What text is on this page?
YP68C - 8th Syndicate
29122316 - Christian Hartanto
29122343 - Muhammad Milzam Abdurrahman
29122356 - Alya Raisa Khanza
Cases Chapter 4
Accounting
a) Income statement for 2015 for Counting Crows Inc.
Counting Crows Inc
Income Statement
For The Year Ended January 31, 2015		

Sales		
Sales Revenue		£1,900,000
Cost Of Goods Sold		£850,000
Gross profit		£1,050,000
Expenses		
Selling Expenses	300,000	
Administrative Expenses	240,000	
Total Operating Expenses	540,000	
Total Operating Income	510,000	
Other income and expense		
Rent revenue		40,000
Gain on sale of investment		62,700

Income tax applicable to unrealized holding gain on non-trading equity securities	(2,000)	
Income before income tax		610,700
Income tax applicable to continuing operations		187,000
________________________
**Task details**
Recopy the entries above exactly, with every line included.

**Finished task**
What text is on this page?
YP68C - 8th Syndicate
29122316 - Christian Hartanto
29122343 - Muhammad Milzam Abdurrahman
29122356 - Alya Raisa Khanza
Cases Chapter 4
Accounting
a) Income statement for 2015 for Counting Crows Inc.
Counting Crows Inc
Income Statement
For The Year Ended January 31, 2015		

Sales		
Sales Revenue		£1,900,000
Cost Of Goods Sold		£850,000
Gross profit		£1,050,000
Expenses		
Selling Expenses	300,000	
Administrative Expenses	240,000	
Total Operating Expenses	540,000	
Total Operating Income	510,000	
Other income and expense		
Rent revenue		40,000
Gain on sale of investment		62,700

Income tax applicable to unrealized holding gain on non-trading equity securities	(2,000)	
Income before income tax		610,700
Income tax applicable to continuing operations		187,000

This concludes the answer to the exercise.